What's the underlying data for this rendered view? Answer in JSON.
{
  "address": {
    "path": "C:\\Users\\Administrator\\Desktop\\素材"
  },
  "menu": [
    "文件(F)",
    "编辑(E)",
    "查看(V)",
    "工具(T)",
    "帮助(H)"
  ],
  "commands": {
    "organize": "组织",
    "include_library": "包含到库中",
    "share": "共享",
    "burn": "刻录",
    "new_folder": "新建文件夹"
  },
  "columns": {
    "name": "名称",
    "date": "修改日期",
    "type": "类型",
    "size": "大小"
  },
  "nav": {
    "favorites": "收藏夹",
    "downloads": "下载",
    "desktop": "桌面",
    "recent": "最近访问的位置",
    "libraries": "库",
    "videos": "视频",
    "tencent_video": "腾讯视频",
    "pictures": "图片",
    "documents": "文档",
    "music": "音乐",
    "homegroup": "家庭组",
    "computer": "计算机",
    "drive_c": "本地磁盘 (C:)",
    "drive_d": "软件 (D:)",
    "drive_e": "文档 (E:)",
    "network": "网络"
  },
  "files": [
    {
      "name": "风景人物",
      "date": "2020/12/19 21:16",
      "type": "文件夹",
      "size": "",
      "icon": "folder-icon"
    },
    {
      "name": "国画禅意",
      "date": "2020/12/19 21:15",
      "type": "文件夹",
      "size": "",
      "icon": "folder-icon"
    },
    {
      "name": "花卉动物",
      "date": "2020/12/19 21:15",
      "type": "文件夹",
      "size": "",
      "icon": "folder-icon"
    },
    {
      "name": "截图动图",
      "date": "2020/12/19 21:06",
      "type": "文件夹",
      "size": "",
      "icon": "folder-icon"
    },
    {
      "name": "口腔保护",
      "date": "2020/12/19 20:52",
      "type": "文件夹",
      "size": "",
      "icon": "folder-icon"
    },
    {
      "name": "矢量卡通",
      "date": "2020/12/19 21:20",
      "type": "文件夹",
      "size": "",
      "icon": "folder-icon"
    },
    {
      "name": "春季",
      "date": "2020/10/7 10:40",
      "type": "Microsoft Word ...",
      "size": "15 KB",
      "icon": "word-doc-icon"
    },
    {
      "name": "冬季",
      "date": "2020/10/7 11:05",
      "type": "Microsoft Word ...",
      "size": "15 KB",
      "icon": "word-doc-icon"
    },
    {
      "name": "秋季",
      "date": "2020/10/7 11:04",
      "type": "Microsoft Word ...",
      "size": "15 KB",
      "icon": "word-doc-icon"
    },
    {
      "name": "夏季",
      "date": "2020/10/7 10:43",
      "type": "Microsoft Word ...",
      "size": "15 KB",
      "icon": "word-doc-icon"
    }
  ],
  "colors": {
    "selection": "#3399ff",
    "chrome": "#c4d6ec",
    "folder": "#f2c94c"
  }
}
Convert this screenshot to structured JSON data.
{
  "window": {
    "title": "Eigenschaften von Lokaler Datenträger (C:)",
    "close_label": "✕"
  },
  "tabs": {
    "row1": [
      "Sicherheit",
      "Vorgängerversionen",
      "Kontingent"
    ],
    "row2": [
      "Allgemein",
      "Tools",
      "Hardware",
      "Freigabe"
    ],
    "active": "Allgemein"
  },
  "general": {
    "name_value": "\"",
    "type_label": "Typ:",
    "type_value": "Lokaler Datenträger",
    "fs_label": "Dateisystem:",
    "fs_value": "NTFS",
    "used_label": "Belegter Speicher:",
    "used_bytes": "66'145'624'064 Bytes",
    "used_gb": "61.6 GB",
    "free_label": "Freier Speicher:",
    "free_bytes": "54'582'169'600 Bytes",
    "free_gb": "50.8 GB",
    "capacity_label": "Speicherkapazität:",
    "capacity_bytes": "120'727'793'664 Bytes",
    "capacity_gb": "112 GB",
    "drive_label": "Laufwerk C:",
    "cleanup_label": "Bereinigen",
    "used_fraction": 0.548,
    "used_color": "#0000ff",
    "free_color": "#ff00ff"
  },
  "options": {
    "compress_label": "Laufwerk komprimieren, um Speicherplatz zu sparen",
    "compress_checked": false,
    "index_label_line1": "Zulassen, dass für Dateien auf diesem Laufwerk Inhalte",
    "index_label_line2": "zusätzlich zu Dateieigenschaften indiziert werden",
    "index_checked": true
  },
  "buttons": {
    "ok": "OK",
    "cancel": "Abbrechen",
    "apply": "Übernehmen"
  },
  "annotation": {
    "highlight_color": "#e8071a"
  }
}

◇ ◇ ◇ ◇ ◇

Show every line of the records above that contains the word "data".

What's the underlying data for this rendered view? Answer in JSON.
Convert this screenshot to structured JSON data.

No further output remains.